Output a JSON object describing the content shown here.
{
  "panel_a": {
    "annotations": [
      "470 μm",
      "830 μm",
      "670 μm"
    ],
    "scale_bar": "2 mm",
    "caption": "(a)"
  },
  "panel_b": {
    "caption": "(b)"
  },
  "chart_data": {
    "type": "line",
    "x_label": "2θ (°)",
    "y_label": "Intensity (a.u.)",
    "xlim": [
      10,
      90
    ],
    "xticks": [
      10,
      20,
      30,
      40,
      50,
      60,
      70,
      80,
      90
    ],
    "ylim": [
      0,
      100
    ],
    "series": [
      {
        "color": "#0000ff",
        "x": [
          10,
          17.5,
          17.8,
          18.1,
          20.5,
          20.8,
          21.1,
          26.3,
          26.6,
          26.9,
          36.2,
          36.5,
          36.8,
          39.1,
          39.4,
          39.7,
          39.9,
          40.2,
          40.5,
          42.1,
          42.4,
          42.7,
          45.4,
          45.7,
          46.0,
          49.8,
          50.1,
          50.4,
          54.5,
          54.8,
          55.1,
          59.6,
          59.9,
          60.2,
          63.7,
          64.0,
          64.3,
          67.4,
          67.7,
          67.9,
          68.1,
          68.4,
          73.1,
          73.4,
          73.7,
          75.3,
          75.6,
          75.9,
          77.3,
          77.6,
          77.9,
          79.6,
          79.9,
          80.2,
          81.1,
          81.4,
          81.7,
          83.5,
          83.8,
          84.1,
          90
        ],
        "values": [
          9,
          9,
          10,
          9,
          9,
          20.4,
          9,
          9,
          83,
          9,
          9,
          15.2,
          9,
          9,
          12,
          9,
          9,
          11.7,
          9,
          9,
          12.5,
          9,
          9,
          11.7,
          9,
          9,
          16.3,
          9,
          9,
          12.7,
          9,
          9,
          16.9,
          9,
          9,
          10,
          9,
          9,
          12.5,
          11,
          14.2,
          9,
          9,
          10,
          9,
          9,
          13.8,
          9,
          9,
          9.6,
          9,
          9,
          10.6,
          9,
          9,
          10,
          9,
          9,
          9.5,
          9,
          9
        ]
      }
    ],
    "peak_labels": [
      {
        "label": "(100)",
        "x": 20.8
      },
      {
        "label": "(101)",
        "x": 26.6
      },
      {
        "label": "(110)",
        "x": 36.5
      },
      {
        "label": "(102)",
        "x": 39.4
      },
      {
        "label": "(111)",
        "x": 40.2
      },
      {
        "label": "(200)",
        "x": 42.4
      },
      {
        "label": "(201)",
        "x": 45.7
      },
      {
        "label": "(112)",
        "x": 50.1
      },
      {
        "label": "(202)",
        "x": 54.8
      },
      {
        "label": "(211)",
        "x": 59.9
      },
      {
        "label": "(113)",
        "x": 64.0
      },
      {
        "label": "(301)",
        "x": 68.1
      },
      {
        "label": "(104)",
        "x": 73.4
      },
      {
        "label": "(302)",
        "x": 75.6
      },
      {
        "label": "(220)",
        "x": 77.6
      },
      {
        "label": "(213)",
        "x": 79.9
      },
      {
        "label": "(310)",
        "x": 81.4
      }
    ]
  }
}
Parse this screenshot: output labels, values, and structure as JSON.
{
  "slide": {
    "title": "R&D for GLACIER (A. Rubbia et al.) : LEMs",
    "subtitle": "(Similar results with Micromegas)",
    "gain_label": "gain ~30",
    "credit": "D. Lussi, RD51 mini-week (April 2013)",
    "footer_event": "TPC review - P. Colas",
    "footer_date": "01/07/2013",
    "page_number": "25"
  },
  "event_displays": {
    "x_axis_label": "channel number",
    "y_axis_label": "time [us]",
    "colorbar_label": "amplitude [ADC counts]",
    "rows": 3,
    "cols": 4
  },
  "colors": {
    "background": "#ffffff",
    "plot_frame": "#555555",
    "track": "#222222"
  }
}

**Work instructions**
Using the records above, find and show each line with the string "values".

**Complete output**
        "values": [
Parse this screenshot: output labels, values, and structure as JSON.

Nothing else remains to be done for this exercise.